Stated exercise.
Give only the number of lines in the records that include the string "name".

Input for this task.
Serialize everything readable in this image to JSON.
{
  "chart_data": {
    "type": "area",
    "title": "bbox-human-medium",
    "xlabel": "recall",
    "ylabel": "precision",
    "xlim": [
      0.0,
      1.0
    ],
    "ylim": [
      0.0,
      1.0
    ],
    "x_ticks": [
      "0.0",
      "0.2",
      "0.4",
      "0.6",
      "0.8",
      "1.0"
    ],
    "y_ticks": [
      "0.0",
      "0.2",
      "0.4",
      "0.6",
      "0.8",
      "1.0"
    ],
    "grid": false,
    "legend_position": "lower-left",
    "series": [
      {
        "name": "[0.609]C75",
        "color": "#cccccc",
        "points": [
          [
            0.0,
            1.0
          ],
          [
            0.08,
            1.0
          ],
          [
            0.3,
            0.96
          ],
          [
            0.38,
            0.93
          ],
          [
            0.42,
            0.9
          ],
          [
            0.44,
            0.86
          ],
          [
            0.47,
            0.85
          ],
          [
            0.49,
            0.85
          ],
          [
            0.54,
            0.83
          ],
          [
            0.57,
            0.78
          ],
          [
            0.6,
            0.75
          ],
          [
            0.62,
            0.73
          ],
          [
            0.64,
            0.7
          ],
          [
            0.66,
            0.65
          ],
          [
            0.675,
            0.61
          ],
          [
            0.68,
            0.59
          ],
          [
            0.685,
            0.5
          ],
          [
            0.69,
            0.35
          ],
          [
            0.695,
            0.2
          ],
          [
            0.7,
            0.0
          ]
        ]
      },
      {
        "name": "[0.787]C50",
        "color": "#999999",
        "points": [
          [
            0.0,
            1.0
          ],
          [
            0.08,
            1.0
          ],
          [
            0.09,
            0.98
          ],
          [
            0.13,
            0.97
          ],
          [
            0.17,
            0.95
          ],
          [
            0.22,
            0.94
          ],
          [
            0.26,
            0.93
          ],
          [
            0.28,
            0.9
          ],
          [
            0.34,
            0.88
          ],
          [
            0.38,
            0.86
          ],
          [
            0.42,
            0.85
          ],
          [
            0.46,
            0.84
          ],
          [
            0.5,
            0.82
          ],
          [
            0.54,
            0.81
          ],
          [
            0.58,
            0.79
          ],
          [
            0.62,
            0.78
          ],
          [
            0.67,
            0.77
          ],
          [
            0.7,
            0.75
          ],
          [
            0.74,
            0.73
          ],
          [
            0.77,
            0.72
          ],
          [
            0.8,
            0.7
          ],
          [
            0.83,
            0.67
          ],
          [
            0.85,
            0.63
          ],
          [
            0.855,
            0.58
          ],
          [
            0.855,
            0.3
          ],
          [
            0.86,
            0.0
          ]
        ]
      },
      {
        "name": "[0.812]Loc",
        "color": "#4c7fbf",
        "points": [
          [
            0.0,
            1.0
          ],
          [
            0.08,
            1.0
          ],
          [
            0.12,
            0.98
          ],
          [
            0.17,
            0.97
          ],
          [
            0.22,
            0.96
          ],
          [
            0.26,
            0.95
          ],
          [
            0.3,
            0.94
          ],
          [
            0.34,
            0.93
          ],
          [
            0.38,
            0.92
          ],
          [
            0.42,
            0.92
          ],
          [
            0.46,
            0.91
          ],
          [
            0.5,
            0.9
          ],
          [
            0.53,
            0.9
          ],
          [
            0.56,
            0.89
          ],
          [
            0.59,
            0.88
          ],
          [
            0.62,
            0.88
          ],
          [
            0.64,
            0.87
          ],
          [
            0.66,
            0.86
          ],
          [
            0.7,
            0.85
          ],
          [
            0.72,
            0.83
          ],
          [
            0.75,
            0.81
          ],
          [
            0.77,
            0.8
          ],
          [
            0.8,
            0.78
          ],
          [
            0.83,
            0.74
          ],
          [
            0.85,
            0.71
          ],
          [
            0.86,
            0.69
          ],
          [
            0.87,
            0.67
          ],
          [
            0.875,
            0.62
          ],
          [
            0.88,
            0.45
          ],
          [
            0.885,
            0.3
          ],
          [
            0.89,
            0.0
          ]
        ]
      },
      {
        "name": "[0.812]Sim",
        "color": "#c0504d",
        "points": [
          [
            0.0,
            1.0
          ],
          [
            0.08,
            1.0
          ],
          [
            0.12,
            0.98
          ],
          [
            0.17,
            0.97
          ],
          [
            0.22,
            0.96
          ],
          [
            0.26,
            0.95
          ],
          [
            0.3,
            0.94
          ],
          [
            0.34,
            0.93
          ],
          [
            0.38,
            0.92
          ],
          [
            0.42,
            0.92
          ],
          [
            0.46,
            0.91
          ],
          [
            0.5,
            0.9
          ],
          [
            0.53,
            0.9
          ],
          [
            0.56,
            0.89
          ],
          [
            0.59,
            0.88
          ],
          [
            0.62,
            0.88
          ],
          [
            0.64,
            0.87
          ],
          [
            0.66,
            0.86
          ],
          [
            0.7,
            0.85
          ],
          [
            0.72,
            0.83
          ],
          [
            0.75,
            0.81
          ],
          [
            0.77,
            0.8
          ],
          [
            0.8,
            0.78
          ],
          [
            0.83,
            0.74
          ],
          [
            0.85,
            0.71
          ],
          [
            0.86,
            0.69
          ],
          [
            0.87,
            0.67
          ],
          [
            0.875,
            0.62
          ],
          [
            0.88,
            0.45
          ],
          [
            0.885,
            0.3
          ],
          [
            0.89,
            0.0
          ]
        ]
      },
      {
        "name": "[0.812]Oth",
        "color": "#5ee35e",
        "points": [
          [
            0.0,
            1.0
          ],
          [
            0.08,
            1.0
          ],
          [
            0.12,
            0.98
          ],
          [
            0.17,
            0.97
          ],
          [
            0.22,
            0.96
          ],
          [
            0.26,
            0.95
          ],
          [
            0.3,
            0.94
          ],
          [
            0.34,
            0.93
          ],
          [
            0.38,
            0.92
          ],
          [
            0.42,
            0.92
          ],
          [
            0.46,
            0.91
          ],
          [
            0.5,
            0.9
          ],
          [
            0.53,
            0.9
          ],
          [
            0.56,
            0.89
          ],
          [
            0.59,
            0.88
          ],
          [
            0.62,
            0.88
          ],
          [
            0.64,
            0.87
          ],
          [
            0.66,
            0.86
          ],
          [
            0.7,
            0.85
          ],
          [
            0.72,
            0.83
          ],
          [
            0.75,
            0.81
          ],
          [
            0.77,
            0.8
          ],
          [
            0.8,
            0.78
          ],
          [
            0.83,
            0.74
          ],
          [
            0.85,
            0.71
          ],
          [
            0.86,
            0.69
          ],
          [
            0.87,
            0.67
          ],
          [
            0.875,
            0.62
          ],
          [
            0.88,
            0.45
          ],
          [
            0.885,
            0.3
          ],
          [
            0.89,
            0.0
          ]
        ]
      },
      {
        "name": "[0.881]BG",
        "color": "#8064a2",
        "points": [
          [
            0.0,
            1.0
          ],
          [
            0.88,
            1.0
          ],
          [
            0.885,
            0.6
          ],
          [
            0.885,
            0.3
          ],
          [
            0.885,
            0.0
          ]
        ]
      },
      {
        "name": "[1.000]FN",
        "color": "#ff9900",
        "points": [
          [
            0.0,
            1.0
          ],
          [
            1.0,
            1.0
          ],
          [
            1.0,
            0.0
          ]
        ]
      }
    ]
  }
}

Task answer.
7